### Task brief
Repeat, exactly and completely, the material that follows. Omit the pictures.
━━━━━━━━━━━━━━━━━━━━
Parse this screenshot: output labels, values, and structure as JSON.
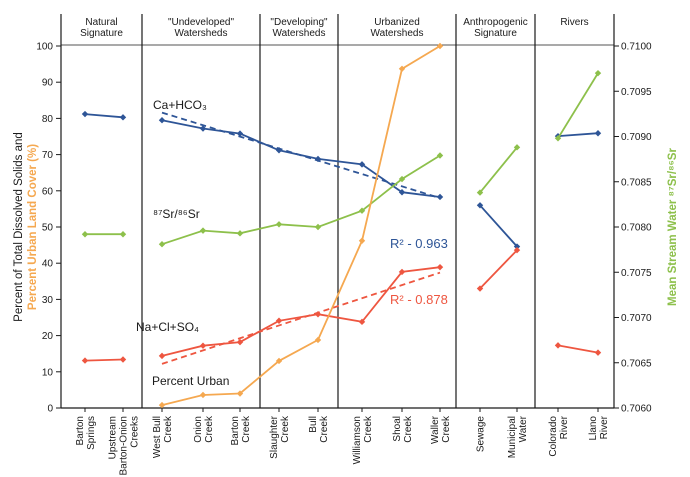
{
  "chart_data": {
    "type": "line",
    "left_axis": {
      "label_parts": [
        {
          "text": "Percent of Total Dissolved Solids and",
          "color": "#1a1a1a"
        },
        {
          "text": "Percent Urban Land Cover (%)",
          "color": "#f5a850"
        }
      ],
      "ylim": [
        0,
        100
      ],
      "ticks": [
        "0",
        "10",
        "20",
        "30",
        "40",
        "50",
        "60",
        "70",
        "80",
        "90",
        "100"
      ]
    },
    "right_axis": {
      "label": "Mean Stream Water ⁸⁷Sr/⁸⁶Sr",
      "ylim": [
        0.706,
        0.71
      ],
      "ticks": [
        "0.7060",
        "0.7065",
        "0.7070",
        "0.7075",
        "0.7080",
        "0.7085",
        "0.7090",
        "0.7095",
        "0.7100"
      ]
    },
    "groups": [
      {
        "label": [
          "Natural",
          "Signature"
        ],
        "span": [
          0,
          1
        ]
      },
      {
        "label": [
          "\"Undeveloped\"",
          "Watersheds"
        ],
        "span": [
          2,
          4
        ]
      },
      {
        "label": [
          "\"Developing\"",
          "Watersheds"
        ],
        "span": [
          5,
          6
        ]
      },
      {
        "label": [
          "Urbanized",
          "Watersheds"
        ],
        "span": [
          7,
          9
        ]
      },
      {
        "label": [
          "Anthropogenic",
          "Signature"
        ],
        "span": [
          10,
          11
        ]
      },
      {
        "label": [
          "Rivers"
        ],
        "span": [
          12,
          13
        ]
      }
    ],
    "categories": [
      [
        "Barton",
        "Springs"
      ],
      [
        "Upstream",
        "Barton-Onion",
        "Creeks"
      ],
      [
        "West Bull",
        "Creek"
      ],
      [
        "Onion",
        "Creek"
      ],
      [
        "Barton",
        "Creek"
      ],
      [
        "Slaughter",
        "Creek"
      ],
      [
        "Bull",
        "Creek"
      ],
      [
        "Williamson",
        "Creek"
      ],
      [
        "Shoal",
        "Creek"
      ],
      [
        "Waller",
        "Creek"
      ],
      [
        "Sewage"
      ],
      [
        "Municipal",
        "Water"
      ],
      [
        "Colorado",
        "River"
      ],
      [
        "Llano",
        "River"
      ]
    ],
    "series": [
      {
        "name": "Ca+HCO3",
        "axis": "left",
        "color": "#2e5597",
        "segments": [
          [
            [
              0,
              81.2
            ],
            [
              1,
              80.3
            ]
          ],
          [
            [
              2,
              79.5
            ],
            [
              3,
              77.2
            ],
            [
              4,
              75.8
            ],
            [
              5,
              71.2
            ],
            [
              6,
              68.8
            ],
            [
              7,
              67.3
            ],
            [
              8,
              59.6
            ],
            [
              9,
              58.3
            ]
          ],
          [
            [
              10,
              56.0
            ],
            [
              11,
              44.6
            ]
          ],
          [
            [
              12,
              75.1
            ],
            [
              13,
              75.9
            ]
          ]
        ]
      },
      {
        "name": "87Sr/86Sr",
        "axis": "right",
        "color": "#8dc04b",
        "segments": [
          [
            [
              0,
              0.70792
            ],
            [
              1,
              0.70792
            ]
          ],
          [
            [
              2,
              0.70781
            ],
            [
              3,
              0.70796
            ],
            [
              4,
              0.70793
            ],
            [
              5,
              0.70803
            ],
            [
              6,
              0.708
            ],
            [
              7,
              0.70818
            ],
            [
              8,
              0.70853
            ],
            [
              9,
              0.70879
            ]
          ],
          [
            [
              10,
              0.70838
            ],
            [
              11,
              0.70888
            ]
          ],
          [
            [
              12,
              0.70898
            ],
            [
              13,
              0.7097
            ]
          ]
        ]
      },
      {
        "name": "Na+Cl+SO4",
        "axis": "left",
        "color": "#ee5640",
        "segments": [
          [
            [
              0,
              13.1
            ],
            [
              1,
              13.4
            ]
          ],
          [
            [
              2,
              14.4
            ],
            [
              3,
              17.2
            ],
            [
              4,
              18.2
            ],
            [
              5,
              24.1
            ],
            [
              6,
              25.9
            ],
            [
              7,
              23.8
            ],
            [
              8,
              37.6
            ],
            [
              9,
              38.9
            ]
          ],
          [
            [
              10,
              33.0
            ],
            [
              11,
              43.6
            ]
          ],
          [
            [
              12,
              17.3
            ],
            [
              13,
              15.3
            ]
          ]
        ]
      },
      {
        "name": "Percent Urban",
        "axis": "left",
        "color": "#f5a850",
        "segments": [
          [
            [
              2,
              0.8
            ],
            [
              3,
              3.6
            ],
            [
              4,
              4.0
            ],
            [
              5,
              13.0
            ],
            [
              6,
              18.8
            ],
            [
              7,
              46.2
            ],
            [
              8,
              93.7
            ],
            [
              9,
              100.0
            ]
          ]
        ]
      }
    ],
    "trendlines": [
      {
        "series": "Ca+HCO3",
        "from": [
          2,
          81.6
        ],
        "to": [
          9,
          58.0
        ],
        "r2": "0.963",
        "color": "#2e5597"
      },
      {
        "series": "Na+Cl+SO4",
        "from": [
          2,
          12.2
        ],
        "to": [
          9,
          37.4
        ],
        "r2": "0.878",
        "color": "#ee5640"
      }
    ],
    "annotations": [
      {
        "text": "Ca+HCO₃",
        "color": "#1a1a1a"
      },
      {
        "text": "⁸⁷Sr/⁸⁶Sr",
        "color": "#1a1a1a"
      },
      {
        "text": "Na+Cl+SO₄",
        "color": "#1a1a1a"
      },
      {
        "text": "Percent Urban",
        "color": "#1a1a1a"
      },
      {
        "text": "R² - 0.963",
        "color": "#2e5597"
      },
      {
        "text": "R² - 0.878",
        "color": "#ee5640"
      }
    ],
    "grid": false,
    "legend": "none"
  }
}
━━━━━━━━━━━━━━━━━━━━
### Exercise response
Parse this screenshot: output labels, values, and structure as JSON.
{
  "chart_data": {
    "type": "line",
    "left_axis": {
      "label_parts": [
        {
          "text": "Percent of Total Dissolved Solids and",
          "color": "#1a1a1a"
        },
        {
          "text": "Percent Urban Land Cover (%)",
          "color": "#f5a850"
        }
      ],
      "ylim": [
        0,
        100
      ],
      "ticks": [
        "0",
        "10",
        "20",
        "30",
        "40",
        "50",
        "60",
        "70",
        "80",
        "90",
        "100"
      ]
    },
    "right_axis": {
      "label": "Mean Stream Water ⁸⁷Sr/⁸⁶Sr",
      "ylim": [
        0.706,
        0.71
      ],
      "ticks": [
        "0.7060",
        "0.7065",
        "0.7070",
        "0.7075",
        "0.7080",
        "0.7085",
        "0.7090",
        "0.7095",
        "0.7100"
      ]
    },
    "groups": [
      {
        "label": [
          "Natural",
          "Signature"
        ],
        "span": [
          0,
          1
        ]
      },
      {
        "label": [
          "\"Undeveloped\"",
          "Watersheds"
        ],
        "span": [
          2,
          4
        ]
      },
      {
        "label": [
          "\"Developing\"",
          "Watersheds"
        ],
        "span": [
          5,
          6
        ]
      },
      {
        "label": [
          "Urbanized",
          "Watersheds"
        ],
        "span": [
          7,
          9
        ]
      },
      {
        "label": [
          "Anthropogenic",
          "Signature"
        ],
        "span": [
          10,
          11
        ]
      },
      {
        "label": [
          "Rivers"
        ],
        "span": [
          12,
          13
        ]
      }
    ],
    "categories": [
      [
        "Barton",
        "Springs"
      ],
      [
        "Upstream",
        "Barton-Onion",
        "Creeks"
      ],
      [
        "West Bull",
        "Creek"
      ],
      [
        "Onion",
        "Creek"
      ],
      [
        "Barton",
        "Creek"
      ],
      [
        "Slaughter",
        "Creek"
      ],
      [
        "Bull",
        "Creek"
      ],
      [
        "Williamson",
        "Creek"
      ],
      [
        "Shoal",
        "Creek"
      ],
      [
        "Waller",
        "Creek"
      ],
      [
        "Sewage"
      ],
      [
        "Municipal",
        "Water"
      ],
      [
        "Colorado",
        "River"
      ],
      [
        "Llano",
        "River"
      ]
    ],
    "series": [
      {
        "name": "Ca+HCO3",
        "axis": "left",
        "color": "#2e5597",
        "segments": [
          [
            [
              0,
              81.2
            ],
            [
              1,
              80.3
            ]
          ],
          [
            [
              2,
              79.5
            ],
            [
              3,
              77.2
            ],
            [
              4,
              75.8
            ],
            [
              5,
              71.2
            ],
            [
              6,
              68.8
            ],
            [
              7,
              67.3
            ],
            [
              8,
              59.6
            ],
            [
              9,
              58.3
            ]
          ],
          [
            [
              10,
              56.0
            ],
            [
              11,
              44.6
            ]
          ],
          [
            [
              12,
              75.1
            ],
            [
              13,
              75.9
            ]
          ]
        ]
      },
      {
        "name": "87Sr/86Sr",
        "axis": "right",
        "color": "#8dc04b",
        "segments": [
          [
            [
              0,
              0.70792
            ],
            [
              1,
              0.70792
            ]
          ],
          [
            [
              2,
              0.70781
            ],
            [
              3,
              0.70796
            ],
            [
              4,
              0.70793
            ],
            [
              5,
              0.70803
            ],
            [
              6,
              0.708
            ],
            [
              7,
              0.70818
            ],
            [
              8,
              0.70853
            ],
            [
              9,
              0.70879
            ]
          ],
          [
            [
              10,
              0.70838
            ],
            [
              11,
              0.70888
            ]
          ],
          [
            [
              12,
              0.70898
            ],
            [
              13,
              0.7097
            ]
          ]
        ]
      },
      {
        "name": "Na+Cl+SO4",
        "axis": "left",
        "color": "#ee5640",
        "segments": [
          [
            [
              0,
              13.1
            ],
            [
              1,
              13.4
            ]
          ],
          [
            [
              2,
              14.4
            ],
            [
              3,
              17.2
            ],
            [
              4,
              18.2
            ],
            [
              5,
              24.1
            ],
            [
              6,
              25.9
            ],
            [
              7,
              23.8
            ],
            [
              8,
              37.6
            ],
            [
              9,
              38.9
            ]
          ],
          [
            [
              10,
              33.0
            ],
            [
              11,
              43.6
            ]
          ],
          [
            [
              12,
              17.3
            ],
            [
              13,
              15.3
            ]
          ]
        ]
      },
      {
        "name": "Percent Urban",
        "axis": "left",
        "color": "#f5a850",
        "segments": [
          [
            [
              2,
              0.8
            ],
            [
              3,
              3.6
            ],
            [
              4,
              4.0
            ],
            [
              5,
              13.0
            ],
            [
              6,
              18.8
            ],
            [
              7,
              46.2
            ],
            [
              8,
              93.7
            ],
            [
              9,
              100.0
            ]
          ]
        ]
      }
    ],
    "trendlines": [
      {
        "series": "Ca+HCO3",
        "from": [
          2,
          81.6
        ],
        "to": [
          9,
          58.0
        ],
        "r2": "0.963",
        "color": "#2e5597"
      },
      {
        "series": "Na+Cl+SO4",
        "from": [
          2,
          12.2
        ],
        "to": [
          9,
          37.4
        ],
        "r2": "0.878",
        "color": "#ee5640"
      }
    ],
    "annotations": [
      {
        "text": "Ca+HCO₃",
        "color": "#1a1a1a"
      },
      {
        "text": "⁸⁷Sr/⁸⁶Sr",
        "color": "#1a1a1a"
      },
      {
        "text": "Na+Cl+SO₄",
        "color": "#1a1a1a"
      },
      {
        "text": "Percent Urban",
        "color": "#1a1a1a"
      },
      {
        "text": "R² - 0.963",
        "color": "#2e5597"
      },
      {
        "text": "R² - 0.878",
        "color": "#ee5640"
      }
    ],
    "grid": false,
    "legend": "none"
  }
}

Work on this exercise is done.